YOUR INSTRUCTIONS >> Return all the data below as it stands, minus the pictures.

RECORDED DATA >>

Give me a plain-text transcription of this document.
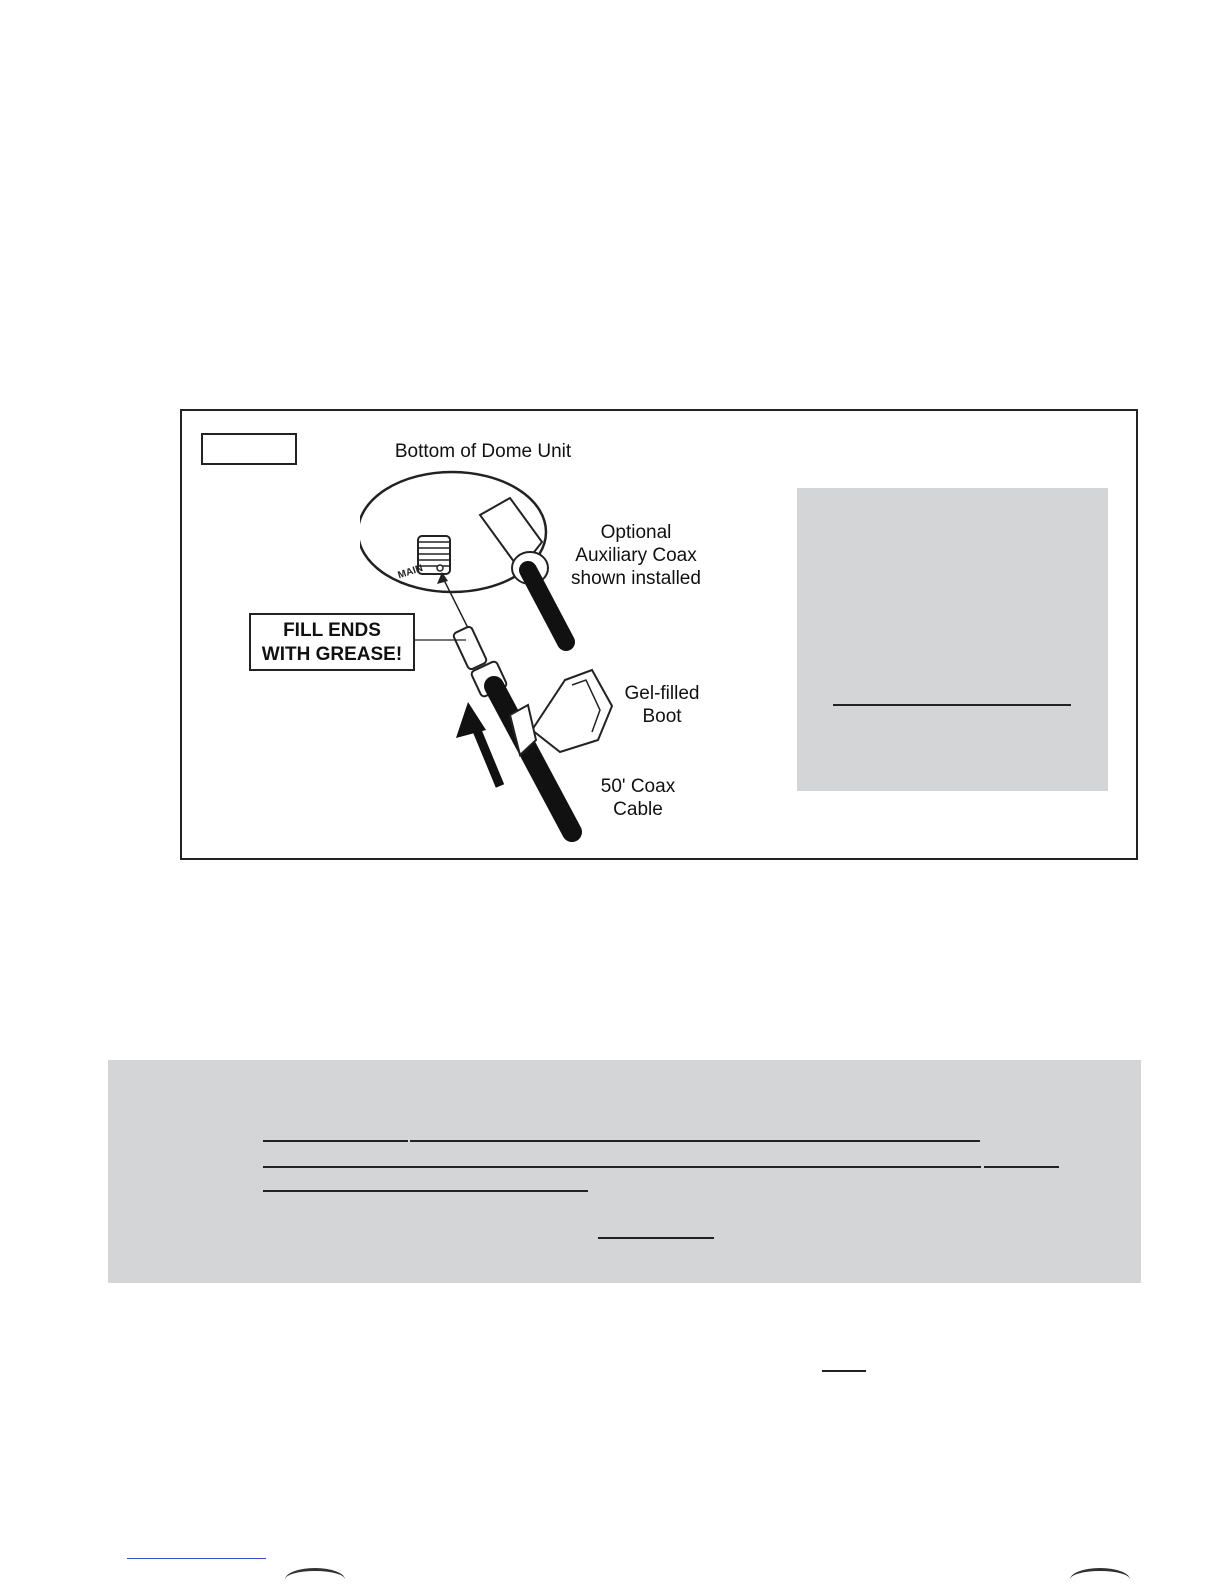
Bottom of Dome Unit
Optional
Auxiliary Coax
shown installed
Gel-filled
Boot
50' Coax
Cable
MAIN
FILL ENDS
WITH GREASE!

SOLVED EXERCISE >>
Give me a plain-text transcription of this document.
Bottom of Dome Unit
Optional
Auxiliary Coax
shown installed
Gel-filled
Boot
50' Coax
Cable
MAIN
FILL ENDS
WITH GREASE!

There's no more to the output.